**Entries provided**:
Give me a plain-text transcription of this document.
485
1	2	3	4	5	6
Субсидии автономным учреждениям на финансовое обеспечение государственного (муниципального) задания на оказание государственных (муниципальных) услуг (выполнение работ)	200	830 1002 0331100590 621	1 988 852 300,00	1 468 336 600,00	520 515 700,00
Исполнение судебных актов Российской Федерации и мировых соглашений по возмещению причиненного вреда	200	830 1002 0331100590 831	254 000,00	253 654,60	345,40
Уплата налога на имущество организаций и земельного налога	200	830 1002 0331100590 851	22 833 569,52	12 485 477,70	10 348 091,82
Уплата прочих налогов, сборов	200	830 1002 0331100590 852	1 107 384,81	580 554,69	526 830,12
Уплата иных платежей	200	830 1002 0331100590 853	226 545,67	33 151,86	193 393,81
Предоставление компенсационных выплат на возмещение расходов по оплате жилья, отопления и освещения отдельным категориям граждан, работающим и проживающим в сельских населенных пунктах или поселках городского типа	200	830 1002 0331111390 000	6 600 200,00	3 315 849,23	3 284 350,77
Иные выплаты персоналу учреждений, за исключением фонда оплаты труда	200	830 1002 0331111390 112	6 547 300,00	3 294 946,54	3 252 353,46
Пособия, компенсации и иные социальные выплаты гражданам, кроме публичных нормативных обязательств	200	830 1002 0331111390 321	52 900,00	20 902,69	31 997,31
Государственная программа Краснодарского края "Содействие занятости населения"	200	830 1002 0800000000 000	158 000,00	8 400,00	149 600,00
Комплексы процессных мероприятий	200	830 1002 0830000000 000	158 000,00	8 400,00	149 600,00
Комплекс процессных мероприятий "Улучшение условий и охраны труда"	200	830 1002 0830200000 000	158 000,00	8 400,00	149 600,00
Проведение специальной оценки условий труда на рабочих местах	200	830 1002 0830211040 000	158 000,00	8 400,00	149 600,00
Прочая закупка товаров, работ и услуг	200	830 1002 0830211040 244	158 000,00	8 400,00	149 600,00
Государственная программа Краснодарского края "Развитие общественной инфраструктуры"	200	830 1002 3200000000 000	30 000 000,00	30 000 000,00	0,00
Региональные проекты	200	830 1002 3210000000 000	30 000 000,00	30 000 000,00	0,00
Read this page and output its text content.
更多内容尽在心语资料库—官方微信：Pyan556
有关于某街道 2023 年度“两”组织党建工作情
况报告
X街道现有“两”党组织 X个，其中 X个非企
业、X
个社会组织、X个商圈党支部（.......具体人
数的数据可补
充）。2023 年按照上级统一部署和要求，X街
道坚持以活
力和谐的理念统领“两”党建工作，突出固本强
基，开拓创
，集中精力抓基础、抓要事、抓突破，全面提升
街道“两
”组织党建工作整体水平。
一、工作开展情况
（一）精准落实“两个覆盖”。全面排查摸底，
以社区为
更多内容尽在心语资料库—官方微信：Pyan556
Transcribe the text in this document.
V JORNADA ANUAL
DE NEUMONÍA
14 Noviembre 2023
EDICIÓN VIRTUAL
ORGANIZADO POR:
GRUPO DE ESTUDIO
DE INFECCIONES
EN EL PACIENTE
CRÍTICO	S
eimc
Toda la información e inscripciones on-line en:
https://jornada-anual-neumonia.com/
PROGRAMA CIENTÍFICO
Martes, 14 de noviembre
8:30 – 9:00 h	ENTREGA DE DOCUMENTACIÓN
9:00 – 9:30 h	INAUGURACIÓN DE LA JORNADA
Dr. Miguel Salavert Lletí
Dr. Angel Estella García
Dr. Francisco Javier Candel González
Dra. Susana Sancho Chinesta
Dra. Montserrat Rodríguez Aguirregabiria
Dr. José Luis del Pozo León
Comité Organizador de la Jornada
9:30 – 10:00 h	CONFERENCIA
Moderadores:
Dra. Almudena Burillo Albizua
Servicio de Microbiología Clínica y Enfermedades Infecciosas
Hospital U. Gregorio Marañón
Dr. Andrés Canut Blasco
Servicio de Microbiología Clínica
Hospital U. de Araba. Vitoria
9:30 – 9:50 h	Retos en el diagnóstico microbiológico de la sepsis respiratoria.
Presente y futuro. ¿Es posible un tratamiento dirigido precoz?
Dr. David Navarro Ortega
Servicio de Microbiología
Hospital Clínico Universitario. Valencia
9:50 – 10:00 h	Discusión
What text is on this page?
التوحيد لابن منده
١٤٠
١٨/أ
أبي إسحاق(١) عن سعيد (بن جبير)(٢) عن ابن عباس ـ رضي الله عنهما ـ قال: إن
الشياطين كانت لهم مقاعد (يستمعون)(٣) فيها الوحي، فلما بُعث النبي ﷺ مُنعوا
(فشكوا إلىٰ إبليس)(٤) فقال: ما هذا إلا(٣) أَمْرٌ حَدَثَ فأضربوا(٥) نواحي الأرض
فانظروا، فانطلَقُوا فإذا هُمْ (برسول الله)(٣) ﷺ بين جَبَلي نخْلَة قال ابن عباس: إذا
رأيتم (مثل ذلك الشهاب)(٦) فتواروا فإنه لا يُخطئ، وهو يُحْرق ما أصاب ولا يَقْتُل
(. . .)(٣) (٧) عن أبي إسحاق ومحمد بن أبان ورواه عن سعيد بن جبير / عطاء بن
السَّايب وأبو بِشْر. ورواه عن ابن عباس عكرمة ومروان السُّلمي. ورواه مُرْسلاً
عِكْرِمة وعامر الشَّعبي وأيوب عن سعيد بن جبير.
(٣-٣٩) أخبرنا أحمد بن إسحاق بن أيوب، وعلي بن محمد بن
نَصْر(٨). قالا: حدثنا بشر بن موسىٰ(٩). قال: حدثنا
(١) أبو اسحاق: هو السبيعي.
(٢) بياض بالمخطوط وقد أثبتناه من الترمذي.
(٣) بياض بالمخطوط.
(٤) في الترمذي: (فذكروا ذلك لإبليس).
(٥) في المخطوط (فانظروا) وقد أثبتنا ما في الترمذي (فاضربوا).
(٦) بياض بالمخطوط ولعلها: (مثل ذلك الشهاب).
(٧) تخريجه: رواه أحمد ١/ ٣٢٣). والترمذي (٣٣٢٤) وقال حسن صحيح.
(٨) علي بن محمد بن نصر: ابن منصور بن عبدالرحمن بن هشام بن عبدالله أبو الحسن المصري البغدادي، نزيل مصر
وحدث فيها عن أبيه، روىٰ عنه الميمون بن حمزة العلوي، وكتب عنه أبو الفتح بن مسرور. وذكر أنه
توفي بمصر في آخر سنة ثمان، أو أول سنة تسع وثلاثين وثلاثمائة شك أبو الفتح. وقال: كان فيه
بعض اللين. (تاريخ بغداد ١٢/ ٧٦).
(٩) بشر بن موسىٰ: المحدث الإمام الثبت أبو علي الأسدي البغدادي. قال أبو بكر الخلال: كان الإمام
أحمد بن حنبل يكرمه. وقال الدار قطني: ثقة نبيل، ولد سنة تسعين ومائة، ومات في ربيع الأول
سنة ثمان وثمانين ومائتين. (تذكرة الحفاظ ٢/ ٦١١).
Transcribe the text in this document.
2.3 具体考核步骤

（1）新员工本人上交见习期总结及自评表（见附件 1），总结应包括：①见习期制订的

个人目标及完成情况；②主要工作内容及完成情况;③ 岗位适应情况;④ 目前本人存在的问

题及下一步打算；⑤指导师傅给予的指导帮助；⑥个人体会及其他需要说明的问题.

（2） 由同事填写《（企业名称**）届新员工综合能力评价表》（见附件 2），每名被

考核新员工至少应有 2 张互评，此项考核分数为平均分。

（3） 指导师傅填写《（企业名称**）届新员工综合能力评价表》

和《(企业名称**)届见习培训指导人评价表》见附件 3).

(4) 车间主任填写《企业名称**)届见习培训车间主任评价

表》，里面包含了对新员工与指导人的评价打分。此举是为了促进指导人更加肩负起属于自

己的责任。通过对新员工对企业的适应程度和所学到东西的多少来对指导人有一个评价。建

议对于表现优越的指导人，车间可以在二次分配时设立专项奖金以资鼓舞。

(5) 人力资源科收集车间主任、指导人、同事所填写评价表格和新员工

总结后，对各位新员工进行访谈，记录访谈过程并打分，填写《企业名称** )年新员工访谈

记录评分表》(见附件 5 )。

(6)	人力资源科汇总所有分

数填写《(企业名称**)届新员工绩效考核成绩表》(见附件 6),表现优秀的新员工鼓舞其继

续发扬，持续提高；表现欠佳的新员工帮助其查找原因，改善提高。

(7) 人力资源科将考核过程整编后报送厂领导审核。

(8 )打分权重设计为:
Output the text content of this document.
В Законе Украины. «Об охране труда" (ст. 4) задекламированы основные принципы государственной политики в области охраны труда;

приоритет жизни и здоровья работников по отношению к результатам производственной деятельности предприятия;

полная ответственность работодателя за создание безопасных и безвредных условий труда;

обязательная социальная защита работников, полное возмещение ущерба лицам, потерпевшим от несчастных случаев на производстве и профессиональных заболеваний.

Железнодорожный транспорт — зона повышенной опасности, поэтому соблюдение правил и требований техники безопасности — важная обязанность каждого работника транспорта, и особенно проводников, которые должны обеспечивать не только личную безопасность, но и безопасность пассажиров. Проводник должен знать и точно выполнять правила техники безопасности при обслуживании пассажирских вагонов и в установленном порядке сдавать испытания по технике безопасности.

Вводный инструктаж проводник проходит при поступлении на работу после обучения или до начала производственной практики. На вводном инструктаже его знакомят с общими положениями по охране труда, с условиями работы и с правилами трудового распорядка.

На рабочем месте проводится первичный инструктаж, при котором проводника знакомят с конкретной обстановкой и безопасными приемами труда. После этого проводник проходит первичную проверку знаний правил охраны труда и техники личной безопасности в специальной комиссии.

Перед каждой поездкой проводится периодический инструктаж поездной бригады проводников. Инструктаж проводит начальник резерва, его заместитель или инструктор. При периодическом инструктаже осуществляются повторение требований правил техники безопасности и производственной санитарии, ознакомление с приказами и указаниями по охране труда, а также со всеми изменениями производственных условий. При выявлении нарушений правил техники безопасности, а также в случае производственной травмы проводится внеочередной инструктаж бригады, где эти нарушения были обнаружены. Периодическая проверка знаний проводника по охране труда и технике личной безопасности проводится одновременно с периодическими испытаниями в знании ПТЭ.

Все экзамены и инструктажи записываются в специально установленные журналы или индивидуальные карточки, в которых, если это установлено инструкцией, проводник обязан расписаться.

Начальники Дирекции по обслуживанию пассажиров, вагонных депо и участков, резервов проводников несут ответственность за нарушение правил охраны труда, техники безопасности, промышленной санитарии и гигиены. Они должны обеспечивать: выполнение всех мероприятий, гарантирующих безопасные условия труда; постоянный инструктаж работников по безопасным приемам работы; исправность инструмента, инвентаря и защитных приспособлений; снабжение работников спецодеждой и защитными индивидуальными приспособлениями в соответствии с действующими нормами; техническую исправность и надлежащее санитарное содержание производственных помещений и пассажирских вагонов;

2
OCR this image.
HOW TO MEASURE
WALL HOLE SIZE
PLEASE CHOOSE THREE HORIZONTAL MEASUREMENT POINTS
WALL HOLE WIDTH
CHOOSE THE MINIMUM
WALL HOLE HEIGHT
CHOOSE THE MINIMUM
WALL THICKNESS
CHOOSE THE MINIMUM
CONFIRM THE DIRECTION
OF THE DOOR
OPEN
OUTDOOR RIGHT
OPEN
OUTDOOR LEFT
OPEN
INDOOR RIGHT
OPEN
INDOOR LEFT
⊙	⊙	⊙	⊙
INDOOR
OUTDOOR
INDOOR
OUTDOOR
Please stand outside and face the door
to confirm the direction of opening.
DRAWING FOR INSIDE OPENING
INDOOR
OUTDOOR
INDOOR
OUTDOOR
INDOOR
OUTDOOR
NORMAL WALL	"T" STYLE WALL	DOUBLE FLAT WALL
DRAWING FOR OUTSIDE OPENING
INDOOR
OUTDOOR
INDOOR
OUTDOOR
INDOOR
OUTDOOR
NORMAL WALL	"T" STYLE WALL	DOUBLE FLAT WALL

**What the task requires**: Find every line above that contains the word "края", and return each one.

**Finished task**:
Государственная программа Краснодарского края "Содействие занятости населения"	200	830 1002 0800000000 000	158 000,00	8 400,00	149 600,00
Государственная программа Краснодарского края "Развитие общественной инфраструктуры"	200	830 1002 3200000000 000	30 000 000,00	30 000 000,00	0,00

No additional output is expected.